Set exercise
Copy all of the material word for word, except for the pictures.
## START Data for this task
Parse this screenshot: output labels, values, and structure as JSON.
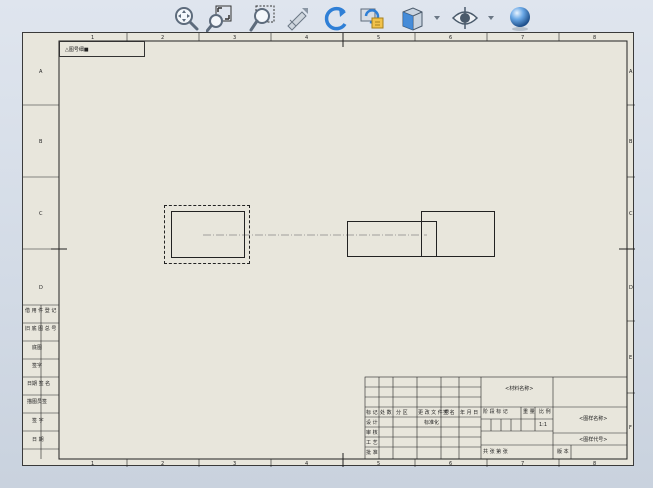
{
  "toolbar": {
    "tools": [
      {
        "name": "zoom-to-fit-icon"
      },
      {
        "name": "zoom-to-area-icon"
      },
      {
        "name": "zoom-in-out-icon"
      },
      {
        "name": "pan-icon"
      },
      {
        "name": "rotate-icon"
      },
      {
        "name": "redraw-icon"
      },
      {
        "name": "view-orientation-icon"
      },
      {
        "name": "hide-show-icon"
      },
      {
        "name": "appearance-icon"
      }
    ],
    "accent": "#2f7fd6"
  },
  "sheet": {
    "corner_label": "△图号细■",
    "zone_numbers_top": [
      "1",
      "2",
      "3",
      "4",
      "5",
      "6",
      "7",
      "8"
    ],
    "zone_letters_right": [
      "A",
      "B",
      "C",
      "D",
      "E",
      "F"
    ],
    "left_panel_labels": [
      "借 用 件 登 记",
      "旧 底 图 总 号",
      "底图",
      "签字",
      "日期 签 名",
      "描图员签",
      "签 字",
      "日 期"
    ],
    "title_block": {
      "company": "<材料名称>",
      "headers": [
        "标 记",
        "处 数",
        "分 区",
        "更 改 文 件 号",
        "签 名",
        "年 月 日"
      ],
      "rows": [
        "设 计",
        "审 核",
        "工 艺",
        "批 准"
      ],
      "mid": [
        "标准化",
        "",
        "",
        ""
      ],
      "stage": [
        "阶 段 标 记",
        "重 量",
        "比 例"
      ],
      "scale": "1:1",
      "drawing_name": "<图样名称>",
      "drawing_number": "<图样代号>",
      "sheet": "共 张 第 张",
      "version": "版 本"
    }
  },
  "colors": {
    "sheet_bg": "#e8e6dc",
    "line": "#222222",
    "centerline": "#888888"
  }
}
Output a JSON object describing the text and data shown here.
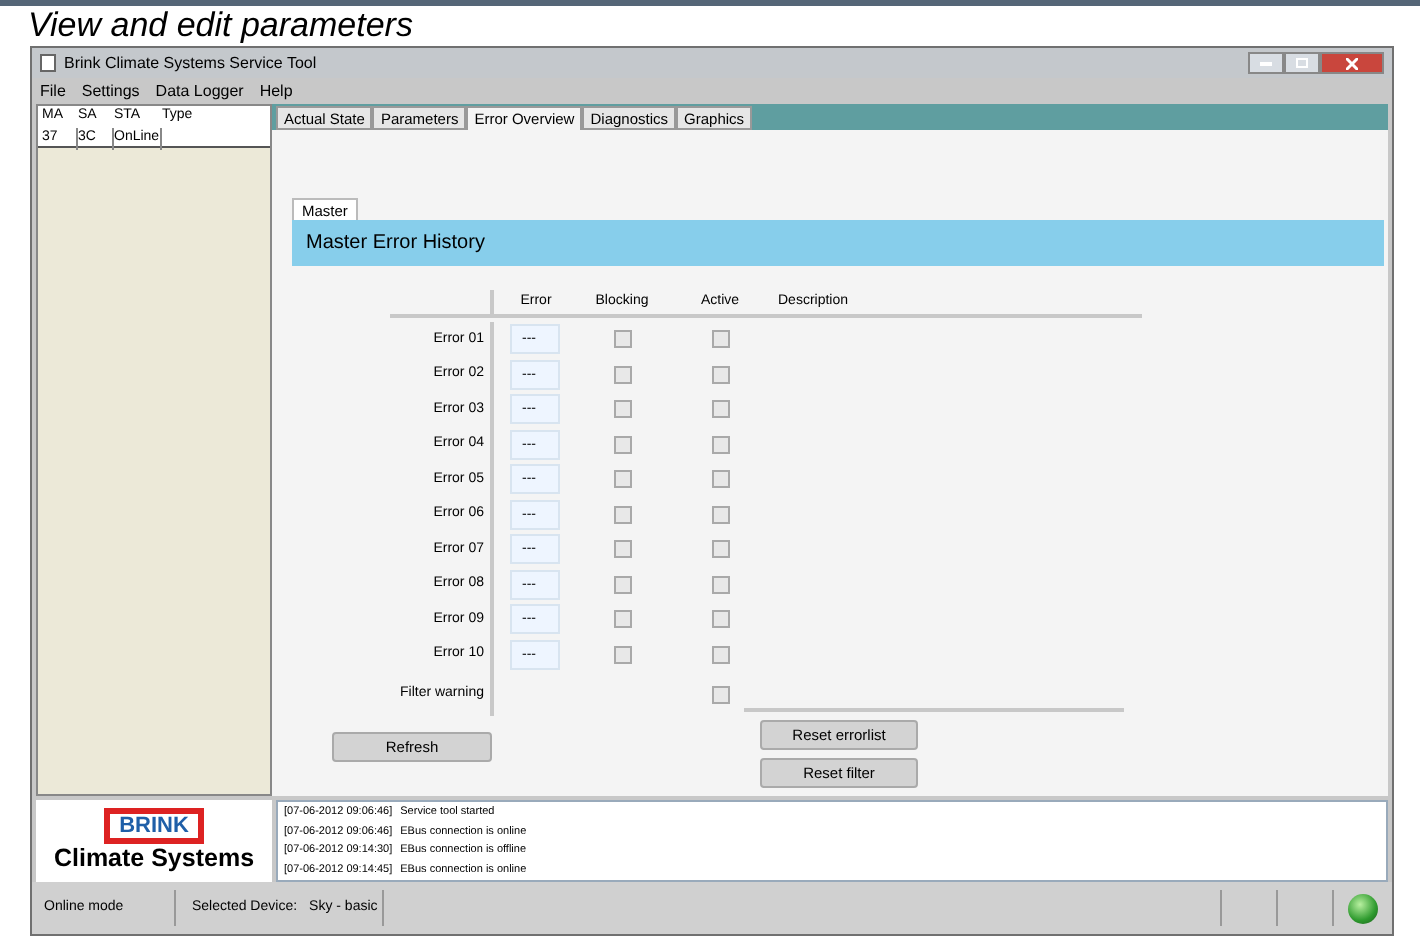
{
  "caption": "View and edit parameters",
  "window": {
    "title": "Brink Climate Systems Service Tool"
  },
  "menu": [
    {
      "label": "File"
    },
    {
      "label": "Settings"
    },
    {
      "label": "Data Logger"
    },
    {
      "label": "Help"
    }
  ],
  "device_table": {
    "columns": [
      "MA",
      "SA",
      "STA",
      "Type"
    ],
    "rows": [
      [
        "37",
        "3C",
        "OnLine",
        ""
      ]
    ]
  },
  "tabs": [
    {
      "label": "Actual State",
      "selected": false
    },
    {
      "label": "Parameters",
      "selected": false
    },
    {
      "label": "Error Overview",
      "selected": true
    },
    {
      "label": "Diagnostics",
      "selected": false
    },
    {
      "label": "Graphics",
      "selected": false
    }
  ],
  "subtabs": [
    {
      "label": "Master",
      "selected": true
    }
  ],
  "section_title": "Master Error History",
  "error_table": {
    "columns": [
      "Error",
      "Blocking",
      "Active",
      "Description"
    ],
    "rows": [
      {
        "label": "Error 01",
        "kind": "error",
        "value": "---",
        "blocking": false,
        "active": false
      },
      {
        "label": "Error 02",
        "kind": "error",
        "value": "---",
        "blocking": false,
        "active": false
      },
      {
        "label": "Error 03",
        "kind": "error",
        "value": "---",
        "blocking": false,
        "active": false
      },
      {
        "label": "Error 04",
        "kind": "error",
        "value": "---",
        "blocking": false,
        "active": false
      },
      {
        "label": "Error 05",
        "kind": "error",
        "value": "---",
        "blocking": false,
        "active": false
      },
      {
        "label": "Error 06",
        "kind": "error",
        "value": "---",
        "blocking": false,
        "active": false
      },
      {
        "label": "Error 07",
        "kind": "error",
        "value": "---",
        "blocking": false,
        "active": false
      },
      {
        "label": "Error 08",
        "kind": "error",
        "value": "---",
        "blocking": false,
        "active": false
      },
      {
        "label": "Error 09",
        "kind": "error",
        "value": "---",
        "blocking": false,
        "active": false
      },
      {
        "label": "Error 10",
        "kind": "error",
        "value": "---",
        "blocking": false,
        "active": false
      },
      {
        "label": "Filter warning",
        "kind": "filter",
        "active": false
      }
    ]
  },
  "buttons": {
    "refresh": "Refresh",
    "reset_errorlist": "Reset errorlist",
    "reset_filter": "Reset filter"
  },
  "logo": {
    "brand": "BRINK",
    "tagline": "Climate Systems"
  },
  "log": [
    {
      "time": "[07-06-2012 09:06:46]",
      "message": "Service tool started"
    },
    {
      "time": "[07-06-2012 09:06:46]",
      "message": "EBus connection is online"
    },
    {
      "time": "[07-06-2012 09:14:30]",
      "message": "EBus connection is offline"
    },
    {
      "time": "[07-06-2012 09:14:45]",
      "message": "EBus connection is online"
    }
  ],
  "status_bar": {
    "mode": "Online mode",
    "device_label": "Selected Device:",
    "device": "Sky - basic",
    "connected": true
  }
}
## END Data for this task
Expected output
Parse this screenshot: output labels, values, and structure as JSON.
{
  "toolbar": {
    "tools": [
      {
        "name": "zoom-to-fit-icon"
      },
      {
        "name": "zoom-to-area-icon"
      },
      {
        "name": "zoom-in-out-icon"
      },
      {
        "name": "pan-icon"
      },
      {
        "name": "rotate-icon"
      },
      {
        "name": "redraw-icon"
      },
      {
        "name": "view-orientation-icon"
      },
      {
        "name": "hide-show-icon"
      },
      {
        "name": "appearance-icon"
      }
    ],
    "accent": "#2f7fd6"
  },
  "sheet": {
    "corner_label": "△图号细■",
    "zone_numbers_top": [
      "1",
      "2",
      "3",
      "4",
      "5",
      "6",
      "7",
      "8"
    ],
    "zone_letters_right": [
      "A",
      "B",
      "C",
      "D",
      "E",
      "F"
    ],
    "left_panel_labels": [
      "借 用 件 登 记",
      "旧 底 图 总 号",
      "底图",
      "签字",
      "日期 签 名",
      "描图员签",
      "签 字",
      "日 期"
    ],
    "title_block": {
      "company": "<材料名称>",
      "headers": [
        "标 记",
        "处 数",
        "分 区",
        "更 改 文 件 号",
        "签 名",
        "年 月 日"
      ],
      "rows": [
        "设 计",
        "审 核",
        "工 艺",
        "批 准"
      ],
      "mid": [
        "标准化",
        "",
        "",
        ""
      ],
      "stage": [
        "阶 段 标 记",
        "重 量",
        "比 例"
      ],
      "scale": "1:1",
      "drawing_name": "<图样名称>",
      "drawing_number": "<图样代号>",
      "sheet": "共 张 第 张",
      "version": "版 本"
    }
  },
  "colors": {
    "sheet_bg": "#e8e6dc",
    "line": "#222222",
    "centerline": "#888888"
  }
}
Output a JSON object describing the text and data shown here.
{
  "caption": "View and edit parameters",
  "window": {
    "title": "Brink Climate Systems Service Tool"
  },
  "menu": [
    {
      "label": "File"
    },
    {
      "label": "Settings"
    },
    {
      "label": "Data Logger"
    },
    {
      "label": "Help"
    }
  ],
  "device_table": {
    "columns": [
      "MA",
      "SA",
      "STA",
      "Type"
    ],
    "rows": [
      [
        "37",
        "3C",
        "OnLine",
        ""
      ]
    ]
  },
  "tabs": [
    {
      "label": "Actual State",
      "selected": false
    },
    {
      "label": "Parameters",
      "selected": false
    },
    {
      "label": "Error Overview",
      "selected": true
    },
    {
      "label": "Diagnostics",
      "selected": false
    },
    {
      "label": "Graphics",
      "selected": false
    }
  ],
  "subtabs": [
    {
      "label": "Master",
      "selected": true
    }
  ],
  "section_title": "Master Error History",
  "error_table": {
    "columns": [
      "Error",
      "Blocking",
      "Active",
      "Description"
    ],
    "rows": [
      {
        "label": "Error 01",
        "kind": "error",
        "value": "---",
        "blocking": false,
        "active": false
      },
      {
        "label": "Error 02",
        "kind": "error",
        "value": "---",
        "blocking": false,
        "active": false
      },
      {
        "label": "Error 03",
        "kind": "error",
        "value": "---",
        "blocking": false,
        "active": false
      },
      {
        "label": "Error 04",
        "kind": "error",
        "value": "---",
        "blocking": false,
        "active": false
      },
      {
        "label": "Error 05",
        "kind": "error",
        "value": "---",
        "blocking": false,
        "active": false
      },
      {
        "label": "Error 06",
        "kind": "error",
        "value": "---",
        "blocking": false,
        "active": false
      },
      {
        "label": "Error 07",
        "kind": "error",
        "value": "---",
        "blocking": false,
        "active": false
      },
      {
        "label": "Error 08",
        "kind": "error",
        "value": "---",
        "blocking": false,
        "active": false
      },
      {
        "label": "Error 09",
        "kind": "error",
        "value": "---",
        "blocking": false,
        "active": false
      },
      {
        "label": "Error 10",
        "kind": "error",
        "value": "---",
        "blocking": false,
        "active": false
      },
      {
        "label": "Filter warning",
        "kind": "filter",
        "active": false
      }
    ]
  },
  "buttons": {
    "refresh": "Refresh",
    "reset_errorlist": "Reset errorlist",
    "reset_filter": "Reset filter"
  },
  "logo": {
    "brand": "BRINK",
    "tagline": "Climate Systems"
  },
  "log": [
    {
      "time": "[07-06-2012 09:06:46]",
      "message": "Service tool started"
    },
    {
      "time": "[07-06-2012 09:06:46]",
      "message": "EBus connection is online"
    },
    {
      "time": "[07-06-2012 09:14:30]",
      "message": "EBus connection is offline"
    },
    {
      "time": "[07-06-2012 09:14:45]",
      "message": "EBus connection is online"
    }
  ],
  "status_bar": {
    "mode": "Online mode",
    "device_label": "Selected Device:",
    "device": "Sky - basic",
    "connected": true
  }
}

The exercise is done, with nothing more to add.